● **Records for the task**:

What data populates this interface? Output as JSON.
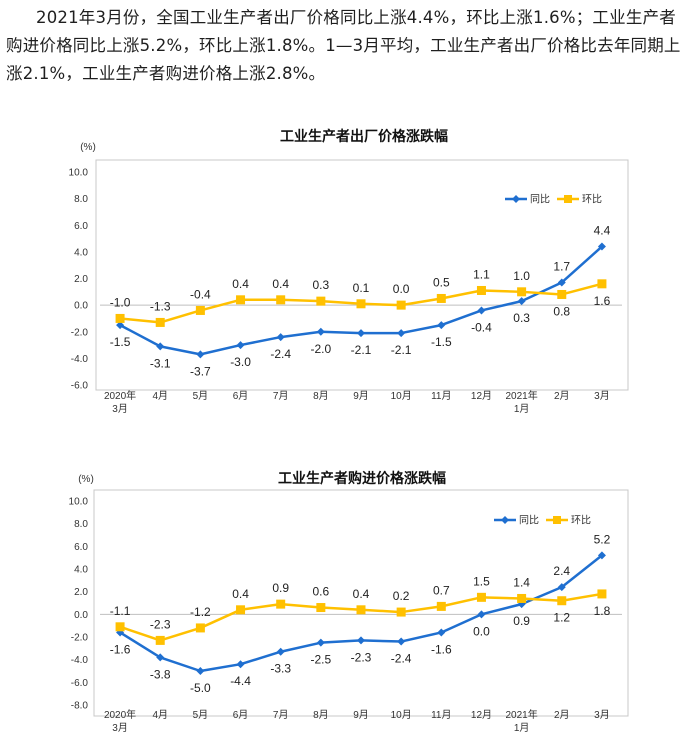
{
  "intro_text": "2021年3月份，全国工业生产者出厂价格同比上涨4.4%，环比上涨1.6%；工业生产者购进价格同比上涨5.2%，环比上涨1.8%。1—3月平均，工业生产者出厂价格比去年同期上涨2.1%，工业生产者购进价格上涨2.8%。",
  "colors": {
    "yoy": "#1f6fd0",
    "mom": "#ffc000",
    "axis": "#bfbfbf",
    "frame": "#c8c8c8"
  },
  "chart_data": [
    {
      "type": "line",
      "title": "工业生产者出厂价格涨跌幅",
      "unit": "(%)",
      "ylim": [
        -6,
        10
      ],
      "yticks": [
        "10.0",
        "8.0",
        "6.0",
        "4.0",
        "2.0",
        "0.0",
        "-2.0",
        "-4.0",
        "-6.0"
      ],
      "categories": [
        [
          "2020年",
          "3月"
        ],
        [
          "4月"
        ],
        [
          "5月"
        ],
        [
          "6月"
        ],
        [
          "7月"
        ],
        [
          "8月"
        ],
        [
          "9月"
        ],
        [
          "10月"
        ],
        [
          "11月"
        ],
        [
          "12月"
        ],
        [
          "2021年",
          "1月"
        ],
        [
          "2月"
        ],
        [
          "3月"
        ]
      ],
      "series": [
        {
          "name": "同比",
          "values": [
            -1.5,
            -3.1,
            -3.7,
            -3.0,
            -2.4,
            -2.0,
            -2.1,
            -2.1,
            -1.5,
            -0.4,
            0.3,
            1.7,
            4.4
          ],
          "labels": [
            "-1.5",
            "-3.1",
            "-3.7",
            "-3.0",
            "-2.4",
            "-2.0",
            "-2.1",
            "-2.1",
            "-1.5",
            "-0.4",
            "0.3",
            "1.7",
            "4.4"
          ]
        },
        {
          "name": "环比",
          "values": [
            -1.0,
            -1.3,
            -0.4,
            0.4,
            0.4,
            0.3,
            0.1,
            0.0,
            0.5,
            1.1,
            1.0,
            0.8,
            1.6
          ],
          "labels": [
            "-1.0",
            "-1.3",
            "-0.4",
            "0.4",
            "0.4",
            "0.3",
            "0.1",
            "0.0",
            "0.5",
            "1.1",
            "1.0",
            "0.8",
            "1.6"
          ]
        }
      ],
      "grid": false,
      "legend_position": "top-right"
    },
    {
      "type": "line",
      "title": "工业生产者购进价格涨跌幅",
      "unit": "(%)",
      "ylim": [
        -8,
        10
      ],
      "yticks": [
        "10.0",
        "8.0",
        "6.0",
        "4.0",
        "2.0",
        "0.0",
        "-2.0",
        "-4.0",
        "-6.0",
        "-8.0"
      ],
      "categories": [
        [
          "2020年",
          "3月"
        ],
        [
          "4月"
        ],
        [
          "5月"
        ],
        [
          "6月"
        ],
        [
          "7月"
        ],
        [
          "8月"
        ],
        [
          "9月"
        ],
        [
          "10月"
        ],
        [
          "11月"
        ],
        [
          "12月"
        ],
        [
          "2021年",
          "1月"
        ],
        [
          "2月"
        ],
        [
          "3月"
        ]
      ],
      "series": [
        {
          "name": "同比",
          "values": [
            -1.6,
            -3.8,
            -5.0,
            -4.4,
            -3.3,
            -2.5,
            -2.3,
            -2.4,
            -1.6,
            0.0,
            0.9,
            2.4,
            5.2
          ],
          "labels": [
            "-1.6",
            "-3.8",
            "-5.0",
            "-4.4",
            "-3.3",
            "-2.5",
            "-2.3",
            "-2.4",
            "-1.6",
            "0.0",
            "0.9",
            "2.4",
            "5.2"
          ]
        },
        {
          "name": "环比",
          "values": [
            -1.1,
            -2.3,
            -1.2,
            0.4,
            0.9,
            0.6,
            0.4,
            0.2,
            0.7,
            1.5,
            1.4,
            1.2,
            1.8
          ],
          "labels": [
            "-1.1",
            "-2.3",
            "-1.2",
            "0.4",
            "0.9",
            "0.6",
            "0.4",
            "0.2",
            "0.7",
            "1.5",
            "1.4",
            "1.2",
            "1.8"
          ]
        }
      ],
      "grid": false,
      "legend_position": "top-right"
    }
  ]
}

---

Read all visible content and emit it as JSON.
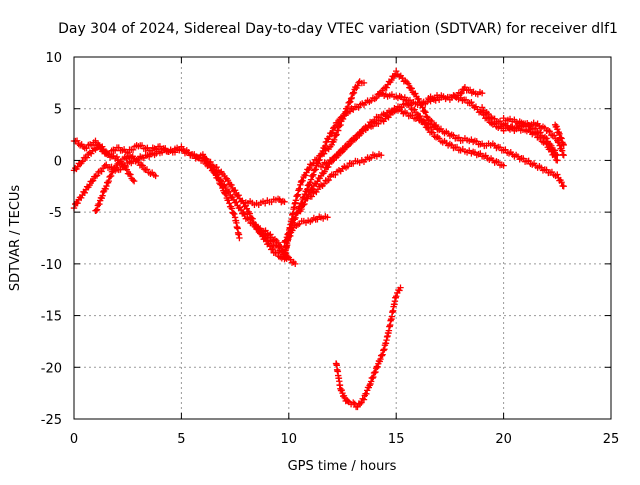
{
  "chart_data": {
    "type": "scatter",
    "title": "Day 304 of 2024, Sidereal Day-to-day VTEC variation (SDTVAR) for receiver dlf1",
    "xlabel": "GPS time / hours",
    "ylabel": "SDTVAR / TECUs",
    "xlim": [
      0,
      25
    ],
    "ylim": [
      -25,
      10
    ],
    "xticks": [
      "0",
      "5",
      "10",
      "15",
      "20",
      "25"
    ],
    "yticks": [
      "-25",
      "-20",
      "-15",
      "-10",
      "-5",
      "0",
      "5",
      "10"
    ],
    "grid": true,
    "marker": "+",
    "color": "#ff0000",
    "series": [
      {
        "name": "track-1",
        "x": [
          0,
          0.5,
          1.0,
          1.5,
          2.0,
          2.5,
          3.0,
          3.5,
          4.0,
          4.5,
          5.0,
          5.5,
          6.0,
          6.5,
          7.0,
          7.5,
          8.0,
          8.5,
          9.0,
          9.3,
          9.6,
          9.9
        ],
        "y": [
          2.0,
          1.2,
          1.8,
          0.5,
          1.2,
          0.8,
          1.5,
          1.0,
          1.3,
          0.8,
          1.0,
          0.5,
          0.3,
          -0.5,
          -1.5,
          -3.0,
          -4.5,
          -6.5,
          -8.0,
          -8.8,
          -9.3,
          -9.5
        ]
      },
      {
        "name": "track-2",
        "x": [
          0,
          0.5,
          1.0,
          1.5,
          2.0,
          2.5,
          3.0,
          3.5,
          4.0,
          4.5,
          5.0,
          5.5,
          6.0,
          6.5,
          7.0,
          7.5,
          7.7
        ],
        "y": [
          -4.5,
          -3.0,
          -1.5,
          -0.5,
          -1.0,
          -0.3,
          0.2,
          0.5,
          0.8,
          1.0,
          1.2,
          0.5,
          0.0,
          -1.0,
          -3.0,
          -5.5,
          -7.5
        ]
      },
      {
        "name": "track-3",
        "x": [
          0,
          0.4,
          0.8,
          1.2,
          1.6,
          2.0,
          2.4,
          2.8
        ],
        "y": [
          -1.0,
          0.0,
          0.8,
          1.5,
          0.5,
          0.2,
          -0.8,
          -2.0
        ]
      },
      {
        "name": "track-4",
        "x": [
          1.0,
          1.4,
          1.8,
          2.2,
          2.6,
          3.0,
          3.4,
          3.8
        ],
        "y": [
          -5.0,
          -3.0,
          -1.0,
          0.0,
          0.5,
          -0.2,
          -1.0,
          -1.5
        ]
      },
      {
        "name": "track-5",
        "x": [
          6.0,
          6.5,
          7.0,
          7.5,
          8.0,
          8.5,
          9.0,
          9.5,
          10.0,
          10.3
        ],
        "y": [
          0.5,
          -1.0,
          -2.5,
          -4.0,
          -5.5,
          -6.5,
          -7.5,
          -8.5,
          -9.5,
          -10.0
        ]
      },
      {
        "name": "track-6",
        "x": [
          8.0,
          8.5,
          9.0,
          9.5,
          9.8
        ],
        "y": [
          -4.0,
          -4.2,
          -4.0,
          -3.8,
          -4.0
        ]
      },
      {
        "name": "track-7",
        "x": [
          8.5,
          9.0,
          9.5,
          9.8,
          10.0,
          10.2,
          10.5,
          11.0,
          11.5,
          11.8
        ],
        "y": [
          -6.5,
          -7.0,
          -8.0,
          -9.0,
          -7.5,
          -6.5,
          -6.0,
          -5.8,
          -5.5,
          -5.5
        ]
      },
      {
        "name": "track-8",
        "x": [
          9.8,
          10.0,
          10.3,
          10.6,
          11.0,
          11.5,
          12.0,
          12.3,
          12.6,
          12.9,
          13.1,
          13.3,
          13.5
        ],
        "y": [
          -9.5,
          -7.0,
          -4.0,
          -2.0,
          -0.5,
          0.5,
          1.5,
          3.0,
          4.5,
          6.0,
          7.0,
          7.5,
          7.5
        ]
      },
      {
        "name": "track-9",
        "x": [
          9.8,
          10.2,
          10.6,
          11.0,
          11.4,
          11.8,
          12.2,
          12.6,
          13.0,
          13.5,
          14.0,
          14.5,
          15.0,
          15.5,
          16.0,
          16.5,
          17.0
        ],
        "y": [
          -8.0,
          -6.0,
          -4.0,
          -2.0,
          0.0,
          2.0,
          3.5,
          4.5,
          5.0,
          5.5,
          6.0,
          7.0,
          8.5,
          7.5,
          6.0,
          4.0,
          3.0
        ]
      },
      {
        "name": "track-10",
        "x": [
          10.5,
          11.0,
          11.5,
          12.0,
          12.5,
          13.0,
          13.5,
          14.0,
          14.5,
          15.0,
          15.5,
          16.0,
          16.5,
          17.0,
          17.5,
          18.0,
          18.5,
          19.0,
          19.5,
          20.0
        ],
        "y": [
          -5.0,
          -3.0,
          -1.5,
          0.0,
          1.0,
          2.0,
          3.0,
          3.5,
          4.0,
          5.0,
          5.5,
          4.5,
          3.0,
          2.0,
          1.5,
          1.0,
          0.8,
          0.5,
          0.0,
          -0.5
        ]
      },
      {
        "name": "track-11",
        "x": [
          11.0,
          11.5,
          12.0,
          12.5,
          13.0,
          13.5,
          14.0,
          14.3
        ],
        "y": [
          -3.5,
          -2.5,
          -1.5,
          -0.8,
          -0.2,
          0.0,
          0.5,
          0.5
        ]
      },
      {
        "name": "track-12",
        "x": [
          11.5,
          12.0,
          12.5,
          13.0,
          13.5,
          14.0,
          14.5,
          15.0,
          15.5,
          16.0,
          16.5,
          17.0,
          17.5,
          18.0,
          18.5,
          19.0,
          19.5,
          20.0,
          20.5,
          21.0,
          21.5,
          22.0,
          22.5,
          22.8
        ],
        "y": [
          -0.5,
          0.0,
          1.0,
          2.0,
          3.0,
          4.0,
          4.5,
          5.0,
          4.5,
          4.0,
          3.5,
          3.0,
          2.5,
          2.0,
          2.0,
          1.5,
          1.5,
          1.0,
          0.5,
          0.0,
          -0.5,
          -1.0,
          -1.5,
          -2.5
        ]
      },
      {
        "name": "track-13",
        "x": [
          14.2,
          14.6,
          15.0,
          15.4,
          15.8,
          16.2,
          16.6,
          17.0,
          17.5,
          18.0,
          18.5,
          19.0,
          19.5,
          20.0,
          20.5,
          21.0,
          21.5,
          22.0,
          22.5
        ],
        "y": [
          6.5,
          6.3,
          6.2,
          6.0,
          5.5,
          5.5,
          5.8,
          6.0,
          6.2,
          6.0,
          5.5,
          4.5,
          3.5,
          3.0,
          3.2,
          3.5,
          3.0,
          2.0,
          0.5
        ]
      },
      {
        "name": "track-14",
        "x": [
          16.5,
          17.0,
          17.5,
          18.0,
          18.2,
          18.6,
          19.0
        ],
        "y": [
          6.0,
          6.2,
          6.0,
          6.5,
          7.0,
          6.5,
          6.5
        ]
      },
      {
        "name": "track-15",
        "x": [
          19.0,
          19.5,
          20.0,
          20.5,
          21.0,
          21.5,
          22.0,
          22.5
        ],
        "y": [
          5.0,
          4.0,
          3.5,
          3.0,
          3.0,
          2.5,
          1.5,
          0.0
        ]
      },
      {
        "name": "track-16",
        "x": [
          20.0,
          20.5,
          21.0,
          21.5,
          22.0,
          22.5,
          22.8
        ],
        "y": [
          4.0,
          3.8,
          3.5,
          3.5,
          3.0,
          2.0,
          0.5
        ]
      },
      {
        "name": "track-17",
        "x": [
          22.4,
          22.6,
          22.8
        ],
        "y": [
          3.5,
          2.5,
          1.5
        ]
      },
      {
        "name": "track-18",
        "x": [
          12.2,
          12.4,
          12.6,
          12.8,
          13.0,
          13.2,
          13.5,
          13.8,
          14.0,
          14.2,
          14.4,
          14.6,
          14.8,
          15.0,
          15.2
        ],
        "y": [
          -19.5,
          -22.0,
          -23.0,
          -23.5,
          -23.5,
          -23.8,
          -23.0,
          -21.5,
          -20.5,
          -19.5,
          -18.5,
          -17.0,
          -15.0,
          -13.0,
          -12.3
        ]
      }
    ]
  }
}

---

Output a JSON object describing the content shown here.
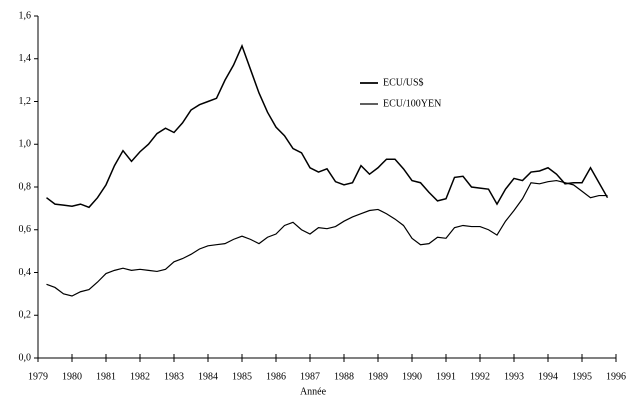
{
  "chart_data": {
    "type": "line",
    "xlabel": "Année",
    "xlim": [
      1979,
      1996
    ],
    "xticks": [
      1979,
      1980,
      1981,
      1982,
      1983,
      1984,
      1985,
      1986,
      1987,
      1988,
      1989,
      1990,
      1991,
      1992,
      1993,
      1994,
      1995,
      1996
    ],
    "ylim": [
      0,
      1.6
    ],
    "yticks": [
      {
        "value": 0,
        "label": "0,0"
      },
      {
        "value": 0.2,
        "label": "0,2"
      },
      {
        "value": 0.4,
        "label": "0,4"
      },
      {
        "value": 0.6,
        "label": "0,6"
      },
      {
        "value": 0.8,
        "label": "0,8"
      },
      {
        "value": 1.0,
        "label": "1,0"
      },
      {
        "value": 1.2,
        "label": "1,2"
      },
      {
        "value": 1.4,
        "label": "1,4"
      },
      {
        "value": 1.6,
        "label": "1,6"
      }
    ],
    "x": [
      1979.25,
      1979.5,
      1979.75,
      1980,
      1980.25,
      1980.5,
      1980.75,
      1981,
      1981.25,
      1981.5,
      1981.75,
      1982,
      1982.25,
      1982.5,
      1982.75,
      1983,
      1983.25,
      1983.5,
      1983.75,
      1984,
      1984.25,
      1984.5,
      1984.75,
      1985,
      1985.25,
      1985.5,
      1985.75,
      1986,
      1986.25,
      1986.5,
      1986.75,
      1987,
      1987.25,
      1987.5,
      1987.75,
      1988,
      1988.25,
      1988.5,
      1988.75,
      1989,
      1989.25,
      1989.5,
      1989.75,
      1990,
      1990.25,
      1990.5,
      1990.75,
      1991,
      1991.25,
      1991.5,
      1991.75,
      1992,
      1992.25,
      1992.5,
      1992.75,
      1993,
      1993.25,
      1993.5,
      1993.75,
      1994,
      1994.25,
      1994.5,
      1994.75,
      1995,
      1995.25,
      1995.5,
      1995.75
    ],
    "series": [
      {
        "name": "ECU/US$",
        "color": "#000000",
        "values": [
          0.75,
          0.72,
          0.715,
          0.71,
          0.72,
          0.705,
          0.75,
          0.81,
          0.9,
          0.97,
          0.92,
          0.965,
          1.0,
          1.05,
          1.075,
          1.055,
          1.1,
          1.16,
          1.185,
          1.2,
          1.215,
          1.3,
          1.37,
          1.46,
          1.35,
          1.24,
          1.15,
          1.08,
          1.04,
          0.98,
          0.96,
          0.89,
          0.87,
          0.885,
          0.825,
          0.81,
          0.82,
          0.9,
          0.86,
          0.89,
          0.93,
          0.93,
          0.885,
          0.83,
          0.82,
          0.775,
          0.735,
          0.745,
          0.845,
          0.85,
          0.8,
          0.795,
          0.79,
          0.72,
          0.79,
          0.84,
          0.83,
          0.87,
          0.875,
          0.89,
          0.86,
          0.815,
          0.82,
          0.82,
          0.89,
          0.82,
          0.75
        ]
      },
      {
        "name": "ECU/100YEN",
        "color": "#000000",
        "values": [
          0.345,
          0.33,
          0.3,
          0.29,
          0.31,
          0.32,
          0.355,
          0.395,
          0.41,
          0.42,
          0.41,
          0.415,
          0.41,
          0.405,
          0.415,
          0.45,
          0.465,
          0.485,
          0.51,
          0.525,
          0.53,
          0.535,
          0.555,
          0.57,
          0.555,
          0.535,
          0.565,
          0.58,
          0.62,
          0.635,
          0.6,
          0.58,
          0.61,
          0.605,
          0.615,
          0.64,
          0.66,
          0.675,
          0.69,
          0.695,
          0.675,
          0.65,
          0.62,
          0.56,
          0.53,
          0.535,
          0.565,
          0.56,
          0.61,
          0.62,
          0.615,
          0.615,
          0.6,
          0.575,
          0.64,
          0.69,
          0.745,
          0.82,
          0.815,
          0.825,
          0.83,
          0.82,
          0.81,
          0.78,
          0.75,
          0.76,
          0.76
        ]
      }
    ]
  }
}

● **What to produce**: Isolate the lines above that contain the word "SDTVAR" and copy them.

● **Solution to this task**:
    "title": "Day 304 of 2024, Sidereal Day-to-day VTEC variation (SDTVAR) for receiver dlf1",
    "ylabel": "SDTVAR / TECUs",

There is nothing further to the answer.